* start MATERIAL FOR THIS EXERCISE *

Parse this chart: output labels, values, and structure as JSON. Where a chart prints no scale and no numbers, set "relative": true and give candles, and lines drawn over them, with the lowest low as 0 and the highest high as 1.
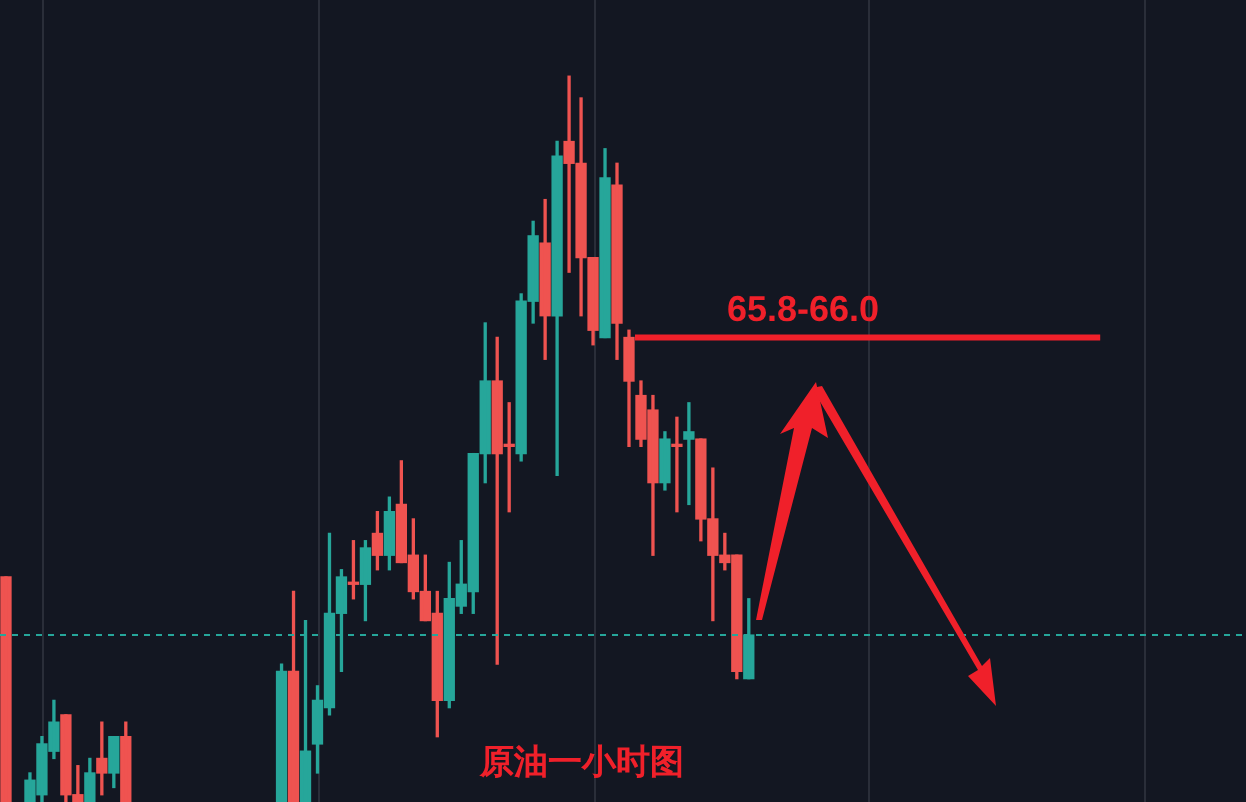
{
  "chart_data": {
    "type": "candlestick",
    "relative": true,
    "categories": [
      null,
      null,
      null,
      null,
      null,
      null,
      null,
      null,
      null,
      null,
      null,
      null,
      null,
      null,
      null,
      null,
      null,
      null,
      null,
      null,
      null,
      null,
      null,
      null,
      null,
      null,
      null,
      null,
      null,
      null,
      null,
      null,
      null,
      null,
      null,
      null,
      null,
      null,
      null,
      null,
      null,
      null,
      null,
      null,
      null,
      null,
      null,
      null,
      null,
      null,
      null,
      null,
      null,
      null,
      null,
      null,
      null,
      null,
      null,
      null,
      null,
      null,
      null
    ],
    "ohlc": [
      [
        0.31,
        0.31,
        0,
        0
      ],
      null,
      [
        0,
        0.04,
        0,
        0.03
      ],
      [
        0.01,
        0.09,
        0,
        0.08
      ],
      [
        0.07,
        0.14,
        0.06,
        0.11
      ],
      [
        0.12,
        0.12,
        0,
        0.01
      ],
      [
        0.01,
        0.05,
        0,
        0
      ],
      [
        0,
        0.06,
        0,
        0.04
      ],
      [
        0.06,
        0.11,
        0.01,
        0.04
      ],
      [
        0.04,
        0.09,
        0.02,
        0.09
      ],
      [
        0.09,
        0.11,
        0,
        0
      ],
      null,
      null,
      null,
      null,
      null,
      null,
      null,
      null,
      null,
      null,
      null,
      null,
      [
        0,
        0.19,
        0,
        0.18
      ],
      [
        0.18,
        0.29,
        0,
        0
      ],
      [
        0,
        0.25,
        0,
        0.07
      ],
      [
        0.08,
        0.16,
        0.04,
        0.14
      ],
      [
        0.13,
        0.37,
        0.12,
        0.26
      ],
      [
        0.26,
        0.32,
        0.18,
        0.31
      ],
      [
        0.3,
        0.36,
        0.28,
        0.3
      ],
      [
        0.3,
        0.36,
        0.25,
        0.35
      ],
      [
        0.37,
        0.4,
        0.32,
        0.34
      ],
      [
        0.34,
        0.42,
        0.32,
        0.4
      ],
      [
        0.41,
        0.47,
        0.33,
        0.33
      ],
      [
        0.34,
        0.39,
        0.28,
        0.29
      ],
      [
        0.29,
        0.34,
        0.25,
        0.25
      ],
      [
        0.26,
        0.29,
        0.09,
        0.14
      ],
      [
        0.14,
        0.33,
        0.13,
        0.28
      ],
      [
        0.27,
        0.36,
        0.26,
        0.3
      ],
      [
        0.29,
        0.48,
        0.26,
        0.48
      ],
      [
        0.48,
        0.66,
        0.44,
        0.58
      ],
      [
        0.58,
        0.64,
        0.19,
        0.48
      ],
      [
        0.49,
        0.55,
        0.4,
        0.49
      ],
      [
        0.48,
        0.7,
        0.47,
        0.69
      ],
      [
        0.69,
        0.8,
        0.66,
        0.78
      ],
      [
        0.77,
        0.83,
        0.61,
        0.67
      ],
      [
        0.67,
        0.91,
        0.45,
        0.89
      ],
      [
        0.91,
        1,
        0.73,
        0.88
      ],
      [
        0.88,
        0.97,
        0.67,
        0.75
      ],
      [
        0.75,
        0.75,
        0.63,
        0.65
      ],
      [
        0.64,
        0.9,
        0.64,
        0.86
      ],
      [
        0.85,
        0.88,
        0.61,
        0.66
      ],
      [
        0.64,
        0.65,
        0.49,
        0.58
      ],
      [
        0.56,
        0.58,
        0.49,
        0.5
      ],
      [
        0.54,
        0.56,
        0.34,
        0.44
      ],
      [
        0.44,
        0.51,
        0.43,
        0.5
      ],
      [
        0.49,
        0.53,
        0.4,
        0.49
      ],
      [
        0.5,
        0.55,
        0.41,
        0.51
      ],
      [
        0.5,
        0.5,
        0.36,
        0.39
      ],
      [
        0.39,
        0.46,
        0.25,
        0.34
      ],
      [
        0.34,
        0.37,
        0.32,
        0.33
      ],
      [
        0.34,
        0.34,
        0.17,
        0.18
      ],
      [
        0.17,
        0.28,
        0.17,
        0.23
      ]
    ],
    "ref_lines": [
      {
        "axis": "y",
        "value": 0.64,
        "color": "#f0202a",
        "line_style": "solid"
      },
      {
        "axis": "y",
        "value": 0.23,
        "color": "#26a69a",
        "line_style": "dashed"
      }
    ],
    "annotations": [
      "65.8-66.0",
      "原油一小时图"
    ],
    "grid": "x",
    "legend": false
  }
}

* end MATERIAL FOR THIS EXERCISE *

**YOUR INSTRUCTIONS**:
In the material above, how many lines hold the word "true"? Say only the number.

**TASK OUTPUT**:
2